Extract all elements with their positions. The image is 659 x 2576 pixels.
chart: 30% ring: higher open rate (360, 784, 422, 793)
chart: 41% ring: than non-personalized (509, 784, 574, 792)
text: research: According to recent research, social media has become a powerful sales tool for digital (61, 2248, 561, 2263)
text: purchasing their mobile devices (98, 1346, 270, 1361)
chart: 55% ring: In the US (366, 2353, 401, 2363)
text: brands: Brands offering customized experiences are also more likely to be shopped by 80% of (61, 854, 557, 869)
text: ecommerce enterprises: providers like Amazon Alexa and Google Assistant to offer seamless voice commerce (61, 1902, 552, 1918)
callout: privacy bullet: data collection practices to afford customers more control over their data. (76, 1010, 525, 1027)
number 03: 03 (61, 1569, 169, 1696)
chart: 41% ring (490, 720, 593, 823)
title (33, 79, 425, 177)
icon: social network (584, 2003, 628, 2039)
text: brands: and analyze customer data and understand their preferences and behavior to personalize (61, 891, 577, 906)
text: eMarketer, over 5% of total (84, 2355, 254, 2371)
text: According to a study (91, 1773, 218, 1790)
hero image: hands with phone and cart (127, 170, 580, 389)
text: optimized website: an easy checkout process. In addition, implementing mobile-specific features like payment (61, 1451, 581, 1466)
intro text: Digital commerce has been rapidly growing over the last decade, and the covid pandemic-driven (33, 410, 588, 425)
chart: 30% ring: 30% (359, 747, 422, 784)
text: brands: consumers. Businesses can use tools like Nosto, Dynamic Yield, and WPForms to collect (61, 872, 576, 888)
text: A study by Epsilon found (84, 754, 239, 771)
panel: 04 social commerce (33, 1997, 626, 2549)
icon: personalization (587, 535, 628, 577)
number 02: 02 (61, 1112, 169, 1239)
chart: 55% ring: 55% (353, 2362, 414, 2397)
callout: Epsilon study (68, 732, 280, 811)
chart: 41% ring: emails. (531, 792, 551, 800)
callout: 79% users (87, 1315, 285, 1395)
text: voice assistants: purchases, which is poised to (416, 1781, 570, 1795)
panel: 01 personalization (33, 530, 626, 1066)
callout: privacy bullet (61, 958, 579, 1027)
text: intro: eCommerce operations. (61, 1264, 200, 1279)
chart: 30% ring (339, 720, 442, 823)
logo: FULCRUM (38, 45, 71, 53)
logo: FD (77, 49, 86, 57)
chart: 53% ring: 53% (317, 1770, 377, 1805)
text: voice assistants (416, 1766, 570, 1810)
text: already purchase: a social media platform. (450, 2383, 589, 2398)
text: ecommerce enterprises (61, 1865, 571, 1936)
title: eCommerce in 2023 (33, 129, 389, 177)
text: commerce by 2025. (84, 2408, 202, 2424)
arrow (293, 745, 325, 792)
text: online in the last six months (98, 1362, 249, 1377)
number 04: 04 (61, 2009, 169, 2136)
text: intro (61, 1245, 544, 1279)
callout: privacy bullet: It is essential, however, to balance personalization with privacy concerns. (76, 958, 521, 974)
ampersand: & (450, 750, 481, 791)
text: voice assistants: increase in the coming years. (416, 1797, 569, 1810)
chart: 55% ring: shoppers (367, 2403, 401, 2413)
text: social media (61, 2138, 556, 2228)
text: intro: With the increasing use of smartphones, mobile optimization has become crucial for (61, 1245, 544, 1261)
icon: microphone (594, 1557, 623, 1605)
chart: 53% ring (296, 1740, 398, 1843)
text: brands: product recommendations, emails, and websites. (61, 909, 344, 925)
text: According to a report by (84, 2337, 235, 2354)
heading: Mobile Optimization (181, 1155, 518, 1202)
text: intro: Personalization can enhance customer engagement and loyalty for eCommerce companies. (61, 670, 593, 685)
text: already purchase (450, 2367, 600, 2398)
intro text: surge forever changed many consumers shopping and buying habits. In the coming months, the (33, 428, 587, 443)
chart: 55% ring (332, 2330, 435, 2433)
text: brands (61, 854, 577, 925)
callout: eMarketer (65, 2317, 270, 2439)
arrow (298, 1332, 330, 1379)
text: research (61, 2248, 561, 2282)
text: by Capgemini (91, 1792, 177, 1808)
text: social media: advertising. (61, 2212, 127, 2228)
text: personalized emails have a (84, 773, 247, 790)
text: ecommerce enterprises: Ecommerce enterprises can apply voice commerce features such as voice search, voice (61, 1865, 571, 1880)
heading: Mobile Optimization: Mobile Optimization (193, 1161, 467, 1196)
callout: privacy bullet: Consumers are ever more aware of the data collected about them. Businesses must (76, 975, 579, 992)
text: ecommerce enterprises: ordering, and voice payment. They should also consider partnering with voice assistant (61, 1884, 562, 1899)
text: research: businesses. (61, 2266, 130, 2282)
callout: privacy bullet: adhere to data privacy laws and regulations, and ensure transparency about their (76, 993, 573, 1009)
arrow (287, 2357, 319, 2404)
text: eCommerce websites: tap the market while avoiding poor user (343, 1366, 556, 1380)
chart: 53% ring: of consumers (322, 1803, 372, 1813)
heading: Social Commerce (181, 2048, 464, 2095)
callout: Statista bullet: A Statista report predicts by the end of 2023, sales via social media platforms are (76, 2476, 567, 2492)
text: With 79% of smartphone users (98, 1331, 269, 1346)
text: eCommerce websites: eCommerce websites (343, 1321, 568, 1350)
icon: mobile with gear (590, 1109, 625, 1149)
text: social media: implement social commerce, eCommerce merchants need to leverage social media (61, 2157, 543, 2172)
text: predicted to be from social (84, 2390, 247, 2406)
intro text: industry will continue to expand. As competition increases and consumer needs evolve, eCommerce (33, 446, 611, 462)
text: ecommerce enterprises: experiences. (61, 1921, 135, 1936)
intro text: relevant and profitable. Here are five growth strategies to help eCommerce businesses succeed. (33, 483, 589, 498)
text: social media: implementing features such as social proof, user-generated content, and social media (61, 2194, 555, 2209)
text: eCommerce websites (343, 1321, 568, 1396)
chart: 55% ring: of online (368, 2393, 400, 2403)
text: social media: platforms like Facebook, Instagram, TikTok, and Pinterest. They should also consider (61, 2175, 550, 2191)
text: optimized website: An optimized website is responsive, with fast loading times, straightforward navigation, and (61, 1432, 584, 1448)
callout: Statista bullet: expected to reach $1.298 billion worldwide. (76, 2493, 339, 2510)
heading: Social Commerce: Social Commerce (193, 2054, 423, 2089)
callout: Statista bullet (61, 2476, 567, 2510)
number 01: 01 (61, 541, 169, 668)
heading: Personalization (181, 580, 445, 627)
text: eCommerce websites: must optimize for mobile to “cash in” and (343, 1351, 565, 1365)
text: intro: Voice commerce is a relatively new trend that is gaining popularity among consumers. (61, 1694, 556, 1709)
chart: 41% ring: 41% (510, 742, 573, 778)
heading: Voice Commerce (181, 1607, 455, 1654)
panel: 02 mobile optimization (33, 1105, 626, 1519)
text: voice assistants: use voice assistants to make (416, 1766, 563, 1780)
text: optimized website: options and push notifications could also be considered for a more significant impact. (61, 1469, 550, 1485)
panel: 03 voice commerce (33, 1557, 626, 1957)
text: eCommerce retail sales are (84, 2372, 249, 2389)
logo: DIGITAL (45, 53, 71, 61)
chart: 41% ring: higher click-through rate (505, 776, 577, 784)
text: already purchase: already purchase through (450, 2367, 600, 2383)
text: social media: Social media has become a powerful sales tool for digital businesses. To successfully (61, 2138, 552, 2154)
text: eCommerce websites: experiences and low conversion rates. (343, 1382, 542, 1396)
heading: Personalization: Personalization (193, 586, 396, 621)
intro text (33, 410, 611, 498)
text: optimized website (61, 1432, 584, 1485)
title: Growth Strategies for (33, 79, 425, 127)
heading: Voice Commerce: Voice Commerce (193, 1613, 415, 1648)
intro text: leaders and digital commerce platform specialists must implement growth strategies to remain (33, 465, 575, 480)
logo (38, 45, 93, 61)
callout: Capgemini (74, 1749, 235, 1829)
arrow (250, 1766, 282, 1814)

---------------

What to do >>
Rewrite the records from the first line through the line containing "text: brands: Brands", inclusive, replacing "mobile devices" with "smartphones" and changing nothing else.

Response to this exercise >>
Extract all elements with their positions. The image is 659 x 2576 pixels.
chart: 30% ring: higher open rate (360, 784, 422, 793)
chart: 41% ring: than non-personalized (509, 784, 574, 792)
text: research: According to recent research, social media has become a powerful sales tool for digital (61, 2248, 561, 2263)
text: purchasing their smartphones (98, 1346, 270, 1361)
chart: 55% ring: In the US (366, 2353, 401, 2363)
text: brands: Brands offering customized experiences are also more likely to be shopped by 80% of (61, 854, 557, 869)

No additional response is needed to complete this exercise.